▽

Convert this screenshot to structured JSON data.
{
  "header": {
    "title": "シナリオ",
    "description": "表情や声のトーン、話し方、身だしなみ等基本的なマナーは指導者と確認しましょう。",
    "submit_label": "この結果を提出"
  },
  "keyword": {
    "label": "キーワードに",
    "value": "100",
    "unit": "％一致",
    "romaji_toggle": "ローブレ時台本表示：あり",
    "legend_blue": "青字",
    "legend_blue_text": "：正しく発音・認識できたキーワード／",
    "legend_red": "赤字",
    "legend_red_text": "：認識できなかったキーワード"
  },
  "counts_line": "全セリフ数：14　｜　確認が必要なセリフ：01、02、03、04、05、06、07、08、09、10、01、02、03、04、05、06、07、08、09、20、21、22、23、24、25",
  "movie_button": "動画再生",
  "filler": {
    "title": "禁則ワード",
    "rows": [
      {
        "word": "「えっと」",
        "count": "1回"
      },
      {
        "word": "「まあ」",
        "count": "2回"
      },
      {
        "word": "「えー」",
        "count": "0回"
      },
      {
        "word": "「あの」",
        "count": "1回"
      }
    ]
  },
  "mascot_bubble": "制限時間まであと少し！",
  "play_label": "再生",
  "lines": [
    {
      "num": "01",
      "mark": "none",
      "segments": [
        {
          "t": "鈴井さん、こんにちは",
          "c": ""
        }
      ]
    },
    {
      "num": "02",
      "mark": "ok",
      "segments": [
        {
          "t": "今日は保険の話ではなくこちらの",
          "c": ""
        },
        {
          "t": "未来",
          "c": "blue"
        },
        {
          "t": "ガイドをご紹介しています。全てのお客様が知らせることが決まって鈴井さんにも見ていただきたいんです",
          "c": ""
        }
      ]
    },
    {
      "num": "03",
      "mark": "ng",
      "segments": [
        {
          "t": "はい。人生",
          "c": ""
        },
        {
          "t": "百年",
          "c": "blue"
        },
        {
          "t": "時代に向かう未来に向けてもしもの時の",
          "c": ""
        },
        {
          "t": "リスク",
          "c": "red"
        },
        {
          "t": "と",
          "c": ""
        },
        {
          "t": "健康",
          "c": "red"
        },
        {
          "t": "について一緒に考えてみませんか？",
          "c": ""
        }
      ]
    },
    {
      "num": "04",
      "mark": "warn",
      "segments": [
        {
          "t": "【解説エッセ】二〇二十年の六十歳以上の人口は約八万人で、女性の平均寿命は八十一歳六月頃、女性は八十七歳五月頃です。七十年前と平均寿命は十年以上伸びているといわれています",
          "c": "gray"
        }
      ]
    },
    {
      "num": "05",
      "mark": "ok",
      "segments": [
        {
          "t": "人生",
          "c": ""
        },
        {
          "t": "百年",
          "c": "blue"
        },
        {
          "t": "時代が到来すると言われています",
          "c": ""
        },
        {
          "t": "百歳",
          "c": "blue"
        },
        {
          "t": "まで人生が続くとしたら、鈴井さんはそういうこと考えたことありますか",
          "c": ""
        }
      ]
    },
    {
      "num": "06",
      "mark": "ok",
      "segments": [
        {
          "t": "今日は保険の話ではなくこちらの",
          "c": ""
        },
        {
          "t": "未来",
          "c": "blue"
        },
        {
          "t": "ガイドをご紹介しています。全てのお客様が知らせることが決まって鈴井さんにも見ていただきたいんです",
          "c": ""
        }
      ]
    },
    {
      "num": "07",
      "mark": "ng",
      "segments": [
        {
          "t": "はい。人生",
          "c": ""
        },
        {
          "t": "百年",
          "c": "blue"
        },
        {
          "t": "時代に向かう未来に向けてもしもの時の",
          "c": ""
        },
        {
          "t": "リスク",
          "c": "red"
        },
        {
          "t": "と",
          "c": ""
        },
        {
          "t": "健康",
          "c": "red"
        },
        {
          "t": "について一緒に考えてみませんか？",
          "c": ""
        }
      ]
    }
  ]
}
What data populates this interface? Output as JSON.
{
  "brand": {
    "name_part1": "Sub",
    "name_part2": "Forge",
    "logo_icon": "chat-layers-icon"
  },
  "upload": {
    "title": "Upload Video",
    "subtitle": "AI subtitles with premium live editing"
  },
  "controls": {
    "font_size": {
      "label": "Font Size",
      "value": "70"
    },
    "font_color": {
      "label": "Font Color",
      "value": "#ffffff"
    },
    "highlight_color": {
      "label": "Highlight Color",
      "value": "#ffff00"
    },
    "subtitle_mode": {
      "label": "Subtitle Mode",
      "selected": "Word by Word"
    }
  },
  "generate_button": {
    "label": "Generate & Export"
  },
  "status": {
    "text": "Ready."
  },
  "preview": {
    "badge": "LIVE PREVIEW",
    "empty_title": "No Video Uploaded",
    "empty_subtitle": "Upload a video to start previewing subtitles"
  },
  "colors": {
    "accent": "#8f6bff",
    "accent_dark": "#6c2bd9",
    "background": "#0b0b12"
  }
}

△
▽

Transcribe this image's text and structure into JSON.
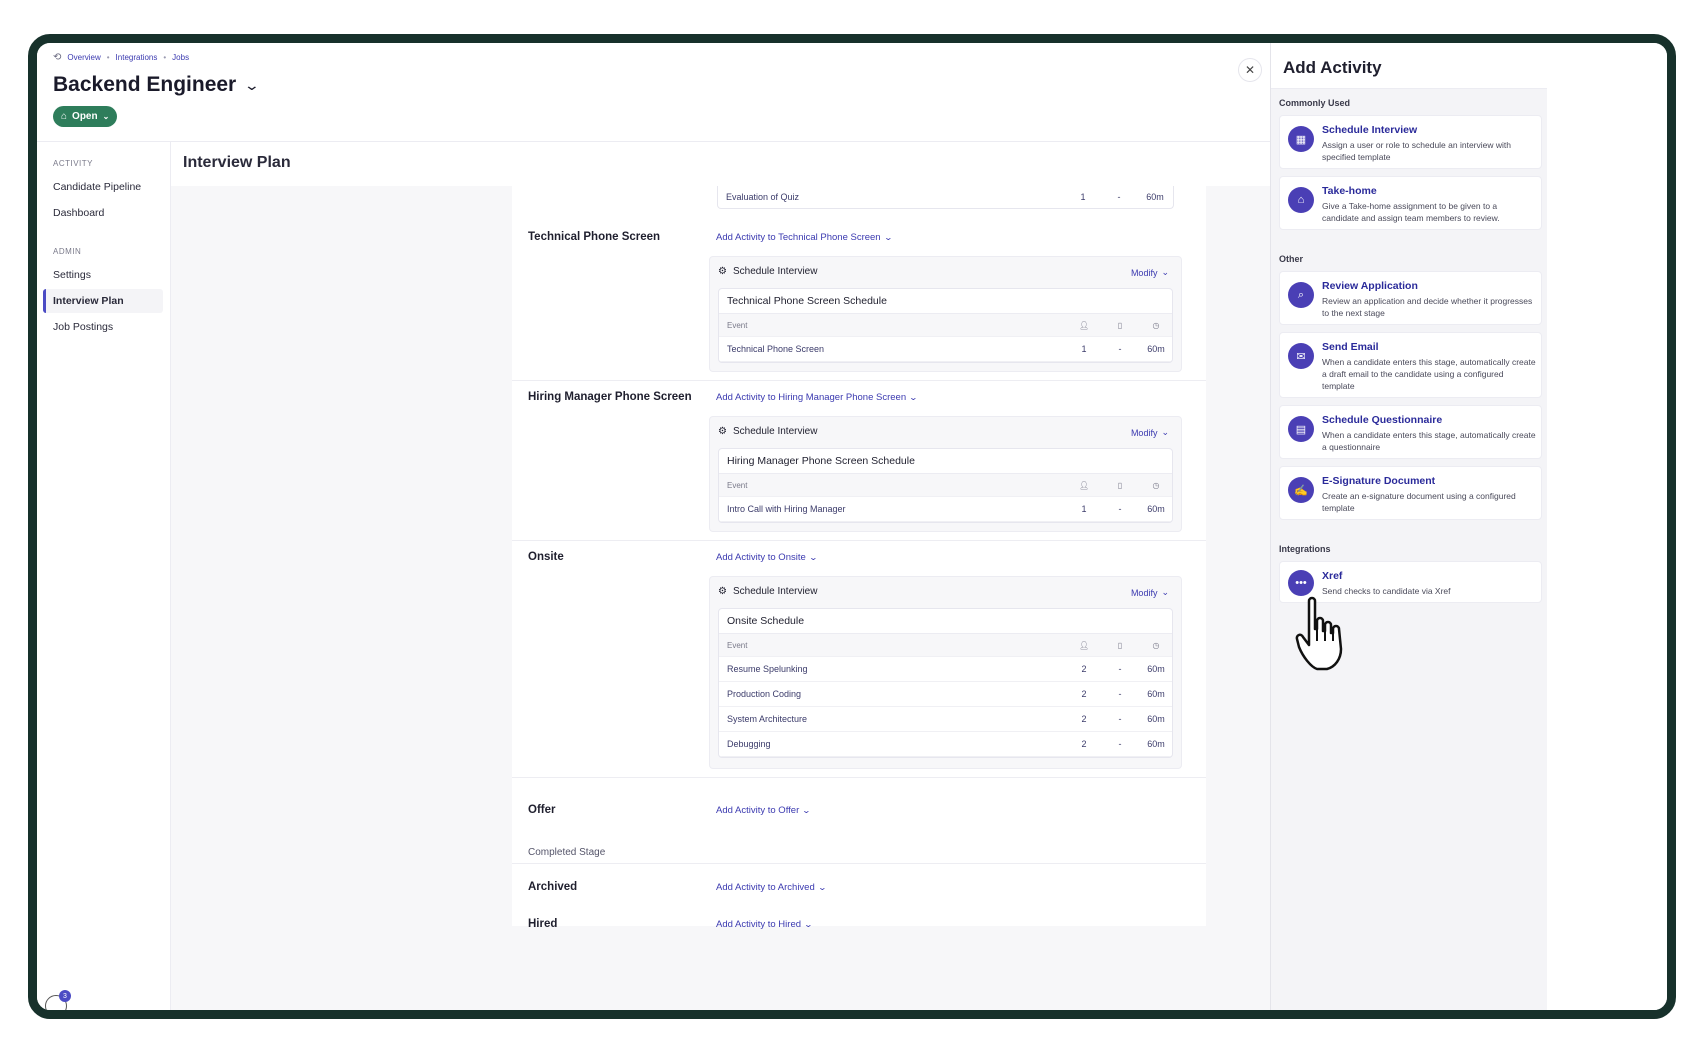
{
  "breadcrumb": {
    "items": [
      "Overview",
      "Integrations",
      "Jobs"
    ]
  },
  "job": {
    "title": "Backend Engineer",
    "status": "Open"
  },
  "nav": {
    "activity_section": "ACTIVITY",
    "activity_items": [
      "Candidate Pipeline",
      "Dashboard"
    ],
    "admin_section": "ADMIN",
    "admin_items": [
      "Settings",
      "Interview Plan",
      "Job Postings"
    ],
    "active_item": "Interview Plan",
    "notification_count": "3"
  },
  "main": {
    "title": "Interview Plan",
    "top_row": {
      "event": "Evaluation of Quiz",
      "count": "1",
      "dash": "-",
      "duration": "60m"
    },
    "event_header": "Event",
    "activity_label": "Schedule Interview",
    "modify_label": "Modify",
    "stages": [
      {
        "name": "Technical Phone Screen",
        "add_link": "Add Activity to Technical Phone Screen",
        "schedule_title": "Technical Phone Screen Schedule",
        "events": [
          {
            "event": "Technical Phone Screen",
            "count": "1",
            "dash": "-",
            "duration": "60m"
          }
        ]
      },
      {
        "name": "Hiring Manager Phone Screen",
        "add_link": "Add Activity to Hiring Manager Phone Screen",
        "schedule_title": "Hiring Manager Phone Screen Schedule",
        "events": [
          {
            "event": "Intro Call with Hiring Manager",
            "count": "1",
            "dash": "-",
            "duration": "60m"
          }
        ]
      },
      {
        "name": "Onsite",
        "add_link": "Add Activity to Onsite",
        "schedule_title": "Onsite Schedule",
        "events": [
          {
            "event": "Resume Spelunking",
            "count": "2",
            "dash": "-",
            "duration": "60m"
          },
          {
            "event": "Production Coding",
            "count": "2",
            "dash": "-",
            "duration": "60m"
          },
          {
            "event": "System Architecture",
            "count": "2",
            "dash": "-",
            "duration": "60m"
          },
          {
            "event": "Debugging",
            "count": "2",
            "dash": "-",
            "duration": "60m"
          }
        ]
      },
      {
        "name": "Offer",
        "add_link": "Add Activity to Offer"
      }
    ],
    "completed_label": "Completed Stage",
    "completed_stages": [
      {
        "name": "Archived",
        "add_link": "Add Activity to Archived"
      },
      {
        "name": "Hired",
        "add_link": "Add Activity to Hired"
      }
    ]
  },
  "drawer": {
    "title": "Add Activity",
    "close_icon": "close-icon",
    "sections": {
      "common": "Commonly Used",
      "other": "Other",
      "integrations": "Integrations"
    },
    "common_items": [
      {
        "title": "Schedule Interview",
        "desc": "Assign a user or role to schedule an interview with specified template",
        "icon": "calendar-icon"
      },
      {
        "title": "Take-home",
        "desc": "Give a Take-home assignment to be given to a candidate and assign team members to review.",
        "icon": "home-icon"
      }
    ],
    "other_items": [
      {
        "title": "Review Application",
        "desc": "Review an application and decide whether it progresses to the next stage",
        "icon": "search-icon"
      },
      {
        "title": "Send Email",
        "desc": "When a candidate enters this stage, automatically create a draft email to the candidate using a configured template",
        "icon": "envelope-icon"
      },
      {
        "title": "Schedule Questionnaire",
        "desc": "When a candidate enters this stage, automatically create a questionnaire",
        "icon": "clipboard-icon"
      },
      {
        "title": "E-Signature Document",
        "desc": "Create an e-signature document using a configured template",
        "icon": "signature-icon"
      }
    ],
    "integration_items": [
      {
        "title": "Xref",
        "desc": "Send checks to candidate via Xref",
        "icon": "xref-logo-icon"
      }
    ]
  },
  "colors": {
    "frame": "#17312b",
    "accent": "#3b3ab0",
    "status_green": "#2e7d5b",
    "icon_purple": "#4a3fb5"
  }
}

△

» WHAT YOU HAVE TO DO
List every line above containing the word "Phone".

» RESPONSE
        "name": "Technical Phone Screen",
        "add_link": "Add Activity to Technical Phone Screen",
        "schedule_title": "Technical Phone Screen Schedule",
            "event": "Technical Phone Screen",
        "name": "Hiring Manager Phone Screen",
        "add_link": "Add Activity to Hiring Manager Phone Screen",
        "schedule_title": "Hiring Manager Phone Screen Schedule",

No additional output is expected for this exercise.